(Data records)
** Start **
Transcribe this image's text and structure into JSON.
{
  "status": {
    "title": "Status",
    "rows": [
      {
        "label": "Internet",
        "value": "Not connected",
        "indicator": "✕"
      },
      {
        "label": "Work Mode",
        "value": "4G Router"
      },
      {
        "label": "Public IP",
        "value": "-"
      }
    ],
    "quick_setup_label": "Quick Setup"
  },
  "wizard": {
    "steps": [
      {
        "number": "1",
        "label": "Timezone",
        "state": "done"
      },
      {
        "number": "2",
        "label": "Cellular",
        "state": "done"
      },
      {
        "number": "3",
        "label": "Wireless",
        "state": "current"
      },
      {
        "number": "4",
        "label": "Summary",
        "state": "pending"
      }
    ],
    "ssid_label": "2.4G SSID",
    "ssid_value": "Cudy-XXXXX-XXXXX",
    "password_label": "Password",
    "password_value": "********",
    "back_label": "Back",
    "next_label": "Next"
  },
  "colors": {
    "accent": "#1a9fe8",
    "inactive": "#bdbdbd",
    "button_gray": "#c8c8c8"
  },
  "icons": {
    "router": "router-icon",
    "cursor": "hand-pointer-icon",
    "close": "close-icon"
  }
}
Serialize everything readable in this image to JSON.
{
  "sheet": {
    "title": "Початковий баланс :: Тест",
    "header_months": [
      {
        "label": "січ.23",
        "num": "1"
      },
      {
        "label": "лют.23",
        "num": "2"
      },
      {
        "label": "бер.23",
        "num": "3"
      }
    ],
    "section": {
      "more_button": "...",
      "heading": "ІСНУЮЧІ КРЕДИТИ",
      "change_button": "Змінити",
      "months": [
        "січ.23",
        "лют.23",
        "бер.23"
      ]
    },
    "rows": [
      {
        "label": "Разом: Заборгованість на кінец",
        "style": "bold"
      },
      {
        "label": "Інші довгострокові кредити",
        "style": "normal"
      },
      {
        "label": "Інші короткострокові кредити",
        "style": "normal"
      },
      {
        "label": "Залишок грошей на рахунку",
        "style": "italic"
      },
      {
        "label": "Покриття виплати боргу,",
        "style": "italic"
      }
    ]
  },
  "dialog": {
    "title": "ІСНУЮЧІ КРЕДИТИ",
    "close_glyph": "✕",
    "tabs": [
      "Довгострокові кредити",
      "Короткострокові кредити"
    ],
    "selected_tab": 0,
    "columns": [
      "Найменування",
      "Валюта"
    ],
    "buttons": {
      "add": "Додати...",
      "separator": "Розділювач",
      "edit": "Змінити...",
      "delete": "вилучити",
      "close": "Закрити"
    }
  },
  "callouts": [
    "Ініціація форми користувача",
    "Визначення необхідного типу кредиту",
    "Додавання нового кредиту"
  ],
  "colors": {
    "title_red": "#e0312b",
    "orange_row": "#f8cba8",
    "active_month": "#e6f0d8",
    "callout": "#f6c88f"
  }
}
** End **
*WORK TO DO*: Lines from the records above that hold "JSON" are the ones to list.

*RIGHT ANSWER*:
Transcribe this image's text and structure into JSON.
Serialize everything readable in this image to JSON.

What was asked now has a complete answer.